| Task statement |
Write out each record below exactly as it appears, with no pictures.

| Listed entries |
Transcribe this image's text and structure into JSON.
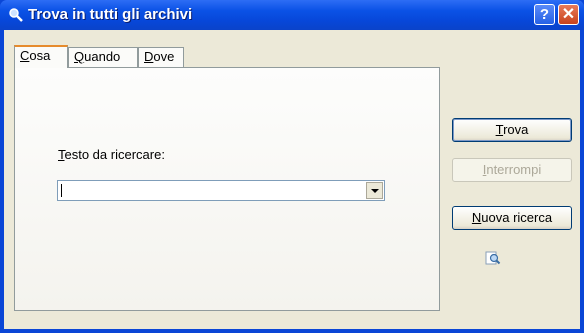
{
  "window": {
    "title": "Trova in tutti gli archivi"
  },
  "titlebar": {
    "help_label": "?",
    "close_label": "✕"
  },
  "tabs": [
    {
      "label_first": "C",
      "label_rest": "osa",
      "active": true
    },
    {
      "label_first": "Q",
      "label_rest": "uando",
      "active": false
    },
    {
      "label_first": "D",
      "label_rest": "ove",
      "active": false
    }
  ],
  "search": {
    "label_first": "T",
    "label_rest": "esto da ricercare:",
    "value": ""
  },
  "buttons": {
    "find_first": "T",
    "find_rest": "rova",
    "stop_first": "I",
    "stop_rest": "nterrompi",
    "new_first": "N",
    "new_rest": "uova ricerca"
  },
  "icons": {
    "title": "search-icon",
    "animation": "search-animation-icon"
  }
}
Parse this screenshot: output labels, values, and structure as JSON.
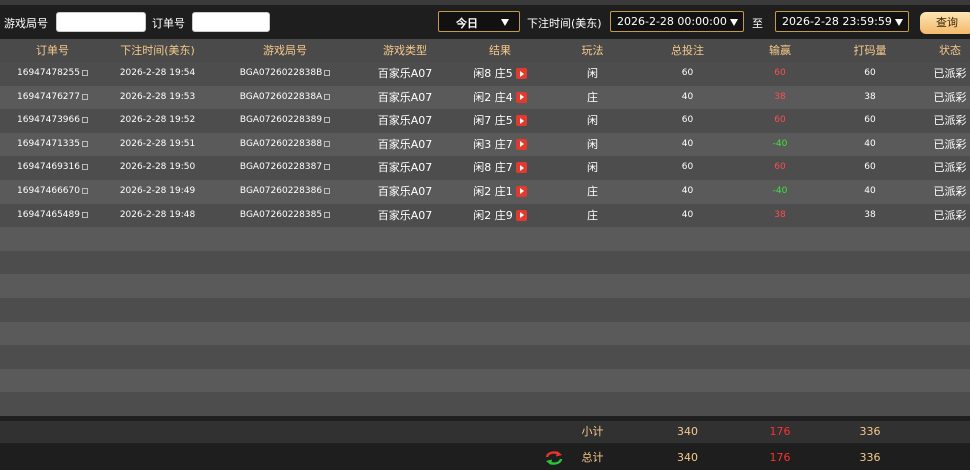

| The response |
Transcribe this image's text and structure into JSON.
{
  "window": {
    "title": "Trova in tutti gli archivi"
  },
  "titlebar": {
    "help_label": "?",
    "close_label": "✕"
  },
  "tabs": [
    {
      "label_first": "C",
      "label_rest": "osa",
      "active": true
    },
    {
      "label_first": "Q",
      "label_rest": "uando",
      "active": false
    },
    {
      "label_first": "D",
      "label_rest": "ove",
      "active": false
    }
  ],
  "search": {
    "label_first": "T",
    "label_rest": "esto da ricercare:",
    "value": ""
  },
  "buttons": {
    "find_first": "T",
    "find_rest": "rova",
    "stop_first": "I",
    "stop_rest": "nterrompi",
    "new_first": "N",
    "new_rest": "uova ricerca"
  },
  "icons": {
    "title": "search-icon",
    "animation": "search-animation-icon"
  }
}
Parse this screenshot: output labels, values, and structure as JSON.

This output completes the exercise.